Dataset excerpt
++++++++++++++++++++

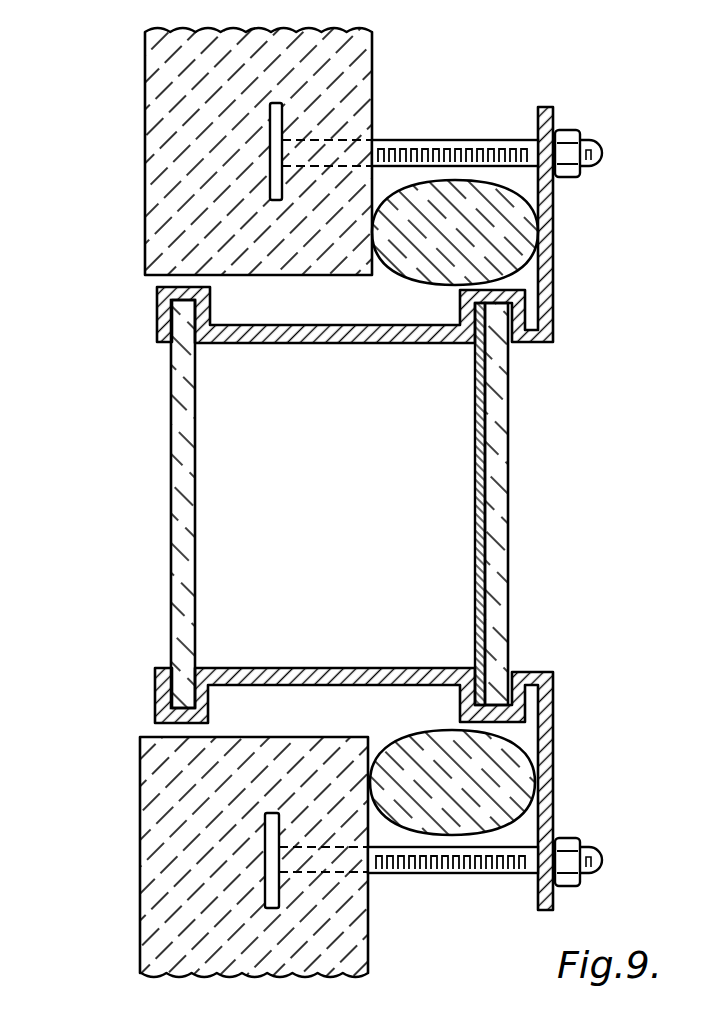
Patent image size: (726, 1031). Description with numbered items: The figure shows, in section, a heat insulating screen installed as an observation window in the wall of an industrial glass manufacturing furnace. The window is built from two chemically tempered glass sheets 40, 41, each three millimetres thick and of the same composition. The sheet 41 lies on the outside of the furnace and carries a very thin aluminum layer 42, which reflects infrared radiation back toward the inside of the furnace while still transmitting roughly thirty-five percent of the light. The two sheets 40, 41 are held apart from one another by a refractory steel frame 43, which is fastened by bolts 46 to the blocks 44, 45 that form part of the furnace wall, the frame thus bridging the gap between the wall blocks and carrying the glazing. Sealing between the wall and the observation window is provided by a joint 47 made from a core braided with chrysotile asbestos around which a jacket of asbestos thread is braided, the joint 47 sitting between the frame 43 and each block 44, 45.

The sheet 40 is at (182, 490).
The sheet 41 is at (495, 492).
The aluminum layer 42 is at (478, 495).
The refractory steel frame 43 is at (535, 680).
The block 44 is at (213, 864).
The block 45 is at (210, 103).
The bolt 46 is at (440, 140).
The joint 47 is at (490, 232).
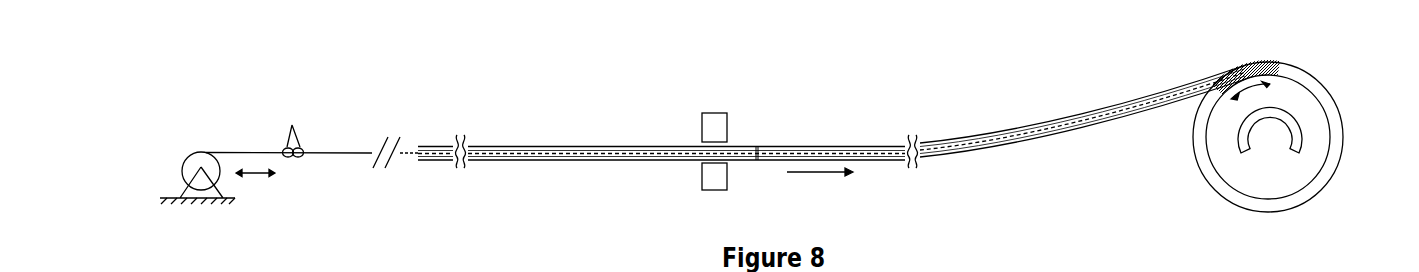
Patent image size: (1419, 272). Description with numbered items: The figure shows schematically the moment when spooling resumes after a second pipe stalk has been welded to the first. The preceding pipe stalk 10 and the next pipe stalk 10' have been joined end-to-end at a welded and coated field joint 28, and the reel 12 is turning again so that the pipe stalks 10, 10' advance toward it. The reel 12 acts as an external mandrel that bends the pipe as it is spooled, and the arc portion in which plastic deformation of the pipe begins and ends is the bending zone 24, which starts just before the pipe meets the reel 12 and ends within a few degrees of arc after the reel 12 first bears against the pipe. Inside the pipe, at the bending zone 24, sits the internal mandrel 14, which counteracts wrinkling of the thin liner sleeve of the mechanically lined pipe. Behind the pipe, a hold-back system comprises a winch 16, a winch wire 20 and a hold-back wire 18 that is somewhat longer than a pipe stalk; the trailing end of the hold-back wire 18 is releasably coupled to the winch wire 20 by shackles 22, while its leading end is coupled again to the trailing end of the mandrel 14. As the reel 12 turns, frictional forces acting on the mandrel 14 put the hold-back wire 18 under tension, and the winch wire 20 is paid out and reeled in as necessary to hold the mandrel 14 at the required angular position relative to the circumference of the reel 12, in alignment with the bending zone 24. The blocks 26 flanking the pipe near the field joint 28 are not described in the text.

The pipe stalk 10 is at (1125, 136).
The next pipe stalk 10' is at (661, 125).
The reel 12 is at (1308, 112).
The internal mandrel 14 is at (1227, 75).
The winch 16 is at (193, 165).
The hold-back wire 18 is at (367, 154).
The winch wire 20 is at (247, 152).
The shackles 22 is at (297, 125).
The bending zone 24 is at (1253, 63).
The guide blocks 26 is at (712, 127).
The field joint 28 is at (757, 150).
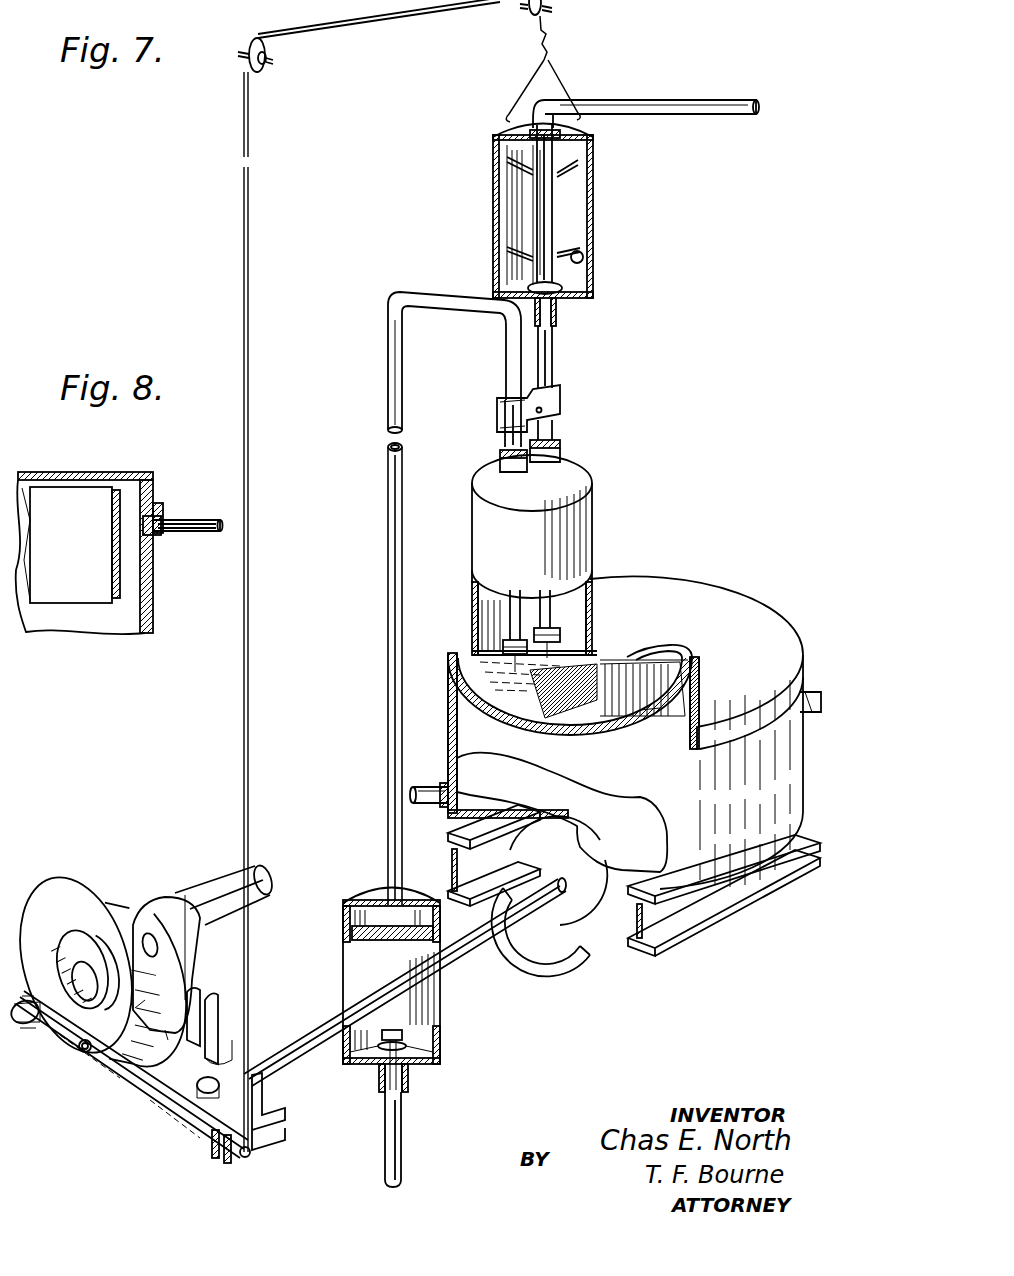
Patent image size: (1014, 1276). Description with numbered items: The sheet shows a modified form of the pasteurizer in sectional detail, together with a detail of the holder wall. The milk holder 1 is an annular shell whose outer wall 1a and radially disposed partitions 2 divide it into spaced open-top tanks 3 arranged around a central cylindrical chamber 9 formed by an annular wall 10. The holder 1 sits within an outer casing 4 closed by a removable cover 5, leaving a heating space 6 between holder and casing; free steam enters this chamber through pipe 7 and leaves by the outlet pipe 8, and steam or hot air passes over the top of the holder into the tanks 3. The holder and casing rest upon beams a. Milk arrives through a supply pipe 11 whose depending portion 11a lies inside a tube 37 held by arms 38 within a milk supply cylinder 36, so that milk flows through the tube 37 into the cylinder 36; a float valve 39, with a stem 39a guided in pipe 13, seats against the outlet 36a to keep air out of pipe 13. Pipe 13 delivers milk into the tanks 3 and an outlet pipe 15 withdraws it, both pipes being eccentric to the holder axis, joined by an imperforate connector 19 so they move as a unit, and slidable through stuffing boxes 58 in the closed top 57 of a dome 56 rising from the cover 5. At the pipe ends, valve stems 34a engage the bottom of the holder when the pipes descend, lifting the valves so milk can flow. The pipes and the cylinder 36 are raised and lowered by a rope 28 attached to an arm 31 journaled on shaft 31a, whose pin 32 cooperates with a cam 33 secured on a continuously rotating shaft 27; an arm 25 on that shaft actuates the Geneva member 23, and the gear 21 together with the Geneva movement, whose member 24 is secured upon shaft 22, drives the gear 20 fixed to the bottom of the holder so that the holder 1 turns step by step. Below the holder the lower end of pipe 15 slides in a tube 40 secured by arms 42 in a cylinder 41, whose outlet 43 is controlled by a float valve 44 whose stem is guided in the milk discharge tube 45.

In FIG. 7, the milk holder 1 is at (692, 700).
In FIG. 8, the milk holder 1 is at (110, 567).
In FIG. 7, the outer wall of the holder 1a is at (680, 712).
In FIG. 7, the partitions 2 is at (600, 665).
In FIG. 8, the partitions 2 is at (62, 505).
In FIG. 7, the containers or tanks 3 is at (631, 689).
In FIG. 7, the outer casing 4 is at (456, 712).
In FIG. 8, the outer casing 4 is at (142, 615).
In FIG. 7, the removable cover 5 is at (696, 663).
In FIG. 8, the removable cover 5 is at (132, 472).
In FIG. 7, the heating chamber 6 is at (473, 683).
In FIG. 8, the heating chamber 6 is at (132, 565).
In FIG. 7, the steam inlet pipe 7 is at (428, 790).
In FIG. 7, the steam outlet pipe 8 is at (812, 690).
In FIG. 8, the steam outlet pipe 8 is at (200, 532).
In FIG. 7, the central cylindrical chamber 9 is at (645, 652).
In FIG. 7, the annular wall 10 is at (640, 660).
In FIG. 7, the milk supply pipe 11 is at (716, 108).
In FIG. 7, the depending portion of supply pipe 11a is at (540, 192).
In FIG. 7, the milk delivery pipe 13 is at (556, 372).
In FIG. 7, the milk outlet pipe 15 is at (505, 392).
In FIG. 7, the imperforate connector 19 is at (562, 402).
In FIG. 7, the holder gear 20 is at (590, 852).
In FIG. 7, the driving gear 21 is at (582, 930).
In FIG. 7, the shaft 22 is at (520, 920).
In FIG. 7, the Geneva movement member 23 is at (540, 960).
In FIG. 7, the Geneva movement member 24 is at (205, 1050).
In FIG. 7, the arm 25 is at (185, 975).
In FIG. 7, the shaft 27 is at (225, 886).
In FIG. 7, the rope 28 is at (402, 14).
In FIG. 7, the arm 31 is at (160, 1090).
In FIG. 7, the shaft 31a is at (30, 1024).
In FIG. 7, the projection or pin 32 is at (86, 1054).
In FIG. 7, the cam 33 is at (70, 930).
In FIG. 7, the valve stem 34a is at (555, 635).
In FIG. 7, the milk supply cylinder 36 is at (590, 228).
In FIG. 7, the cylinder outlet seat 36a is at (505, 325).
In FIG. 7, the tube 37 is at (560, 196).
In FIG. 7, the arms 38 is at (590, 259).
In FIG. 7, the float valve 39 is at (540, 318).
In FIG. 7, the float valve stem 39a is at (556, 318).
In FIG. 7, the tube 40 is at (380, 895).
In FIG. 7, the cylinder 41 is at (442, 1004).
In FIG. 7, the arms 42 is at (352, 930).
In FIG. 7, the cylinder outlet 43 is at (410, 1072).
In FIG. 7, the float valve 44 is at (406, 1046).
In FIG. 7, the milk discharge tube 45 is at (395, 1148).
In FIG. 7, the dome 56 is at (594, 520).
In FIG. 7, the closed top of dome 57 is at (575, 482).
In FIG. 7, the stuffing box 58 is at (562, 452).
In FIG. 7, the beams a is at (452, 866).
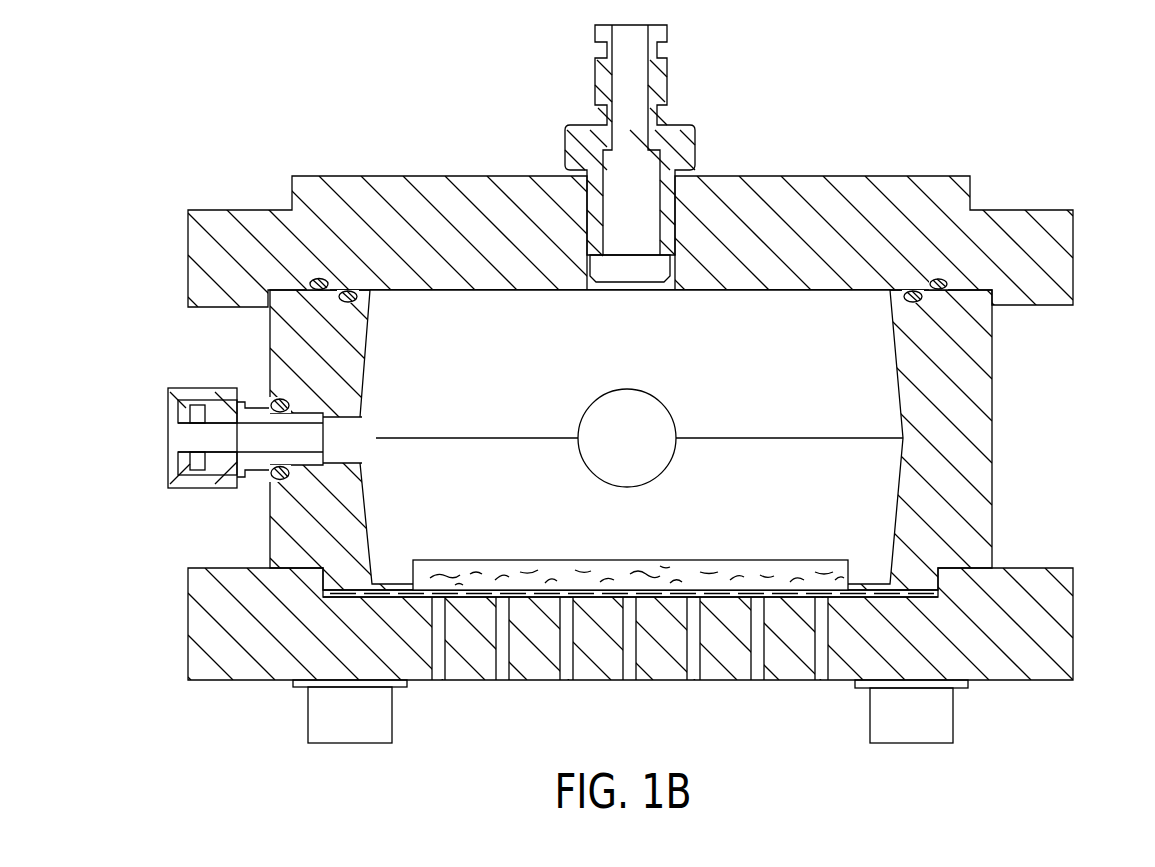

++++++++++++++++++++

WRITTEN TASK
Rewrite the material above, replacing "Patent image size" with "Drawing size" and keeping every other line the same. Leave the pictures out of your answer.

RESPONSE
Drawing size: (726, 1031). Description with numbered items: The figure shows, in section, a heat insulating screen installed as an observation window in the wall of an industrial glass manufacturing furnace. The window is built from two chemically tempered glass sheets 40, 41, each three millimetres thick and of the same composition. The sheet 41 lies on the outside of the furnace and carries a very thin aluminum layer 42, which reflects infrared radiation back toward the inside of the furnace while still transmitting roughly thirty-five percent of the light. The two sheets 40, 41 are held apart from one another by a refractory steel frame 43, which is fastened by bolts 46 to the blocks 44, 45 that form part of the furnace wall, the frame thus bridging the gap between the wall blocks and carrying the glazing. Sealing between the wall and the observation window is provided by a joint 47 made from a core braided with chrysotile asbestos around which a jacket of asbestos thread is braided, the joint 47 sitting between the frame 43 and each block 44, 45.

The sheet 40 is at (182, 490).
The sheet 41 is at (495, 492).
The aluminum layer 42 is at (478, 495).
The refractory steel frame 43 is at (535, 680).
The block 44 is at (213, 864).
The block 45 is at (210, 103).
The bolt 46 is at (440, 140).
The joint 47 is at (490, 232).
Drawing size: (1419, 272). Description with numbered items: The figure shows schematically the moment when spooling resumes after a second pipe stalk has been welded to the first. The preceding pipe stalk 10 and the next pipe stalk 10' have been joined end-to-end at a welded and coated field joint 28, and the reel 12 is turning again so that the pipe stalks 10, 10' advance toward it. The reel 12 acts as an external mandrel that bends the pipe as it is spooled, and the arc portion in which plastic deformation of the pipe begins and ends is the bending zone 24, which starts just before the pipe meets the reel 12 and ends within a few degrees of arc after the reel 12 first bears against the pipe. Inside the pipe, at the bending zone 24, sits the internal mandrel 14, which counteracts wrinkling of the thin liner sleeve of the mechanically lined pipe. Behind the pipe, a hold-back system comprises a winch 16, a winch wire 20 and a hold-back wire 18 that is somewhat longer than a pipe stalk; the trailing end of the hold-back wire 18 is releasably coupled to the winch wire 20 by shackles 22, while its leading end is coupled again to the trailing end of the mandrel 14. As the reel 12 turns, frictional forces acting on the mandrel 14 put the hold-back wire 18 under tension, and the winch wire 20 is paid out and reeled in as necessary to hold the mandrel 14 at the required angular position relative to the circumference of the reel 12, in alignment with the bending zone 24. The blocks 26 flanking the pipe near the field joint 28 are not described in the text.

The pipe stalk 10 is at (1125, 136).
The next pipe stalk 10' is at (661, 125).
The reel 12 is at (1308, 112).
The internal mandrel 14 is at (1227, 75).
The winch 16 is at (193, 165).
The hold-back wire 18 is at (367, 154).
The winch wire 20 is at (247, 152).
The shackles 22 is at (297, 125).
The bending zone 24 is at (1253, 63).
The guide blocks 26 is at (712, 127).
The field joint 28 is at (757, 150).
Drawing size: (1014, 1276). Description with numbered items: The sheet shows a modified form of the pasteurizer in sectional detail, together with a detail of the holder wall. The milk holder 1 is an annular shell whose outer wall 1a and radially disposed partitions 2 divide it into spaced open-top tanks 3 arranged around a central cylindrical chamber 9 formed by an annular wall 10. The holder 1 sits within an outer casing 4 closed by a removable cover 5, leaving a heating space 6 between holder and casing; free steam enters this chamber through pipe 7 and leaves by the outlet pipe 8, and steam or hot air passes over the top of the holder into the tanks 3. The holder and casing rest upon beams a. Milk arrives through a supply pipe 11 whose depending portion 11a lies inside a tube 37 held by arms 38 within a milk supply cylinder 36, so that milk flows through the tube 37 into the cylinder 36; a float valve 39, with a stem 39a guided in pipe 13, seats against the outlet 36a to keep air out of pipe 13. Pipe 13 delivers milk into the tanks 3 and an outlet pipe 15 withdraws it, both pipes being eccentric to the holder axis, joined by an imperforate connector 19 so they move as a unit, and slidable through stuffing boxes 58 in the closed top 57 of a dome 56 rising from the cover 5. At the pipe ends, valve stems 34a engage the bottom of the holder when the pipes descend, lifting the valves so milk can flow. The pipes and the cylinder 36 are raised and lowered by a rope 28 attached to an arm 31 journaled on shaft 31a, whose pin 32 cooperates with a cam 33 secured on a continuously rotating shaft 27; an arm 25 on that shaft actuates the Geneva member 23, and the gear 21 together with the Geneva movement, whose member 24 is secured upon shaft 22, drives the gear 20 fixed to the bottom of the holder so that the holder 1 turns step by step. Below the holder the lower end of pipe 15 slides in a tube 40 secured by arms 42 in a cylinder 41, whose outlet 43 is controlled by a float valve 44 whose stem is guided in the milk discharge tube 45.

In FIG. 7, the milk holder 1 is at (692, 700).
In FIG. 8, the milk holder 1 is at (110, 567).
In FIG. 7, the outer wall of the holder 1a is at (680, 712).
In FIG. 7, the partitions 2 is at (600, 665).
In FIG. 8, the partitions 2 is at (62, 505).
In FIG. 7, the containers or tanks 3 is at (631, 689).
In FIG. 7, the outer casing 4 is at (456, 712).
In FIG. 8, the outer casing 4 is at (142, 615).
In FIG. 7, the removable cover 5 is at (696, 663).
In FIG. 8, the removable cover 5 is at (132, 472).
In FIG. 7, the heating chamber 6 is at (473, 683).
In FIG. 8, the heating chamber 6 is at (132, 565).
In FIG. 7, the steam inlet pipe 7 is at (428, 790).
In FIG. 7, the steam outlet pipe 8 is at (812, 690).
In FIG. 8, the steam outlet pipe 8 is at (200, 532).
In FIG. 7, the central cylindrical chamber 9 is at (645, 652).
In FIG. 7, the annular wall 10 is at (640, 660).
In FIG. 7, the milk supply pipe 11 is at (716, 108).
In FIG. 7, the depending portion of supply pipe 11a is at (540, 192).
In FIG. 7, the milk delivery pipe 13 is at (556, 372).
In FIG. 7, the milk outlet pipe 15 is at (505, 392).
In FIG. 7, the imperforate connector 19 is at (562, 402).
In FIG. 7, the holder gear 20 is at (590, 852).
In FIG. 7, the driving gear 21 is at (582, 930).
In FIG. 7, the shaft 22 is at (520, 920).
In FIG. 7, the Geneva movement member 23 is at (540, 960).
In FIG. 7, the Geneva movement member 24 is at (205, 1050).
In FIG. 7, the arm 25 is at (185, 975).
In FIG. 7, the shaft 27 is at (225, 886).
In FIG. 7, the rope 28 is at (402, 14).
In FIG. 7, the arm 31 is at (160, 1090).
In FIG. 7, the shaft 31a is at (30, 1024).
In FIG. 7, the projection or pin 32 is at (86, 1054).
In FIG. 7, the cam 33 is at (70, 930).
In FIG. 7, the valve stem 34a is at (555, 635).
In FIG. 7, the milk supply cylinder 36 is at (590, 228).
In FIG. 7, the cylinder outlet seat 36a is at (505, 325).
In FIG. 7, the tube 37 is at (560, 196).
In FIG. 7, the arms 38 is at (590, 259).
In FIG. 7, the float valve 39 is at (540, 318).
In FIG. 7, the float valve stem 39a is at (556, 318).
In FIG. 7, the tube 40 is at (380, 895).
In FIG. 7, the cylinder 41 is at (442, 1004).
In FIG. 7, the arms 42 is at (352, 930).
In FIG. 7, the cylinder outlet 43 is at (410, 1072).
In FIG. 7, the float valve 44 is at (406, 1046).
In FIG. 7, the milk discharge tube 45 is at (395, 1148).
In FIG. 7, the dome 56 is at (594, 520).
In FIG. 7, the closed top of dome 57 is at (575, 482).
In FIG. 7, the stuffing box 58 is at (562, 452).
In FIG. 7, the beams a is at (452, 866).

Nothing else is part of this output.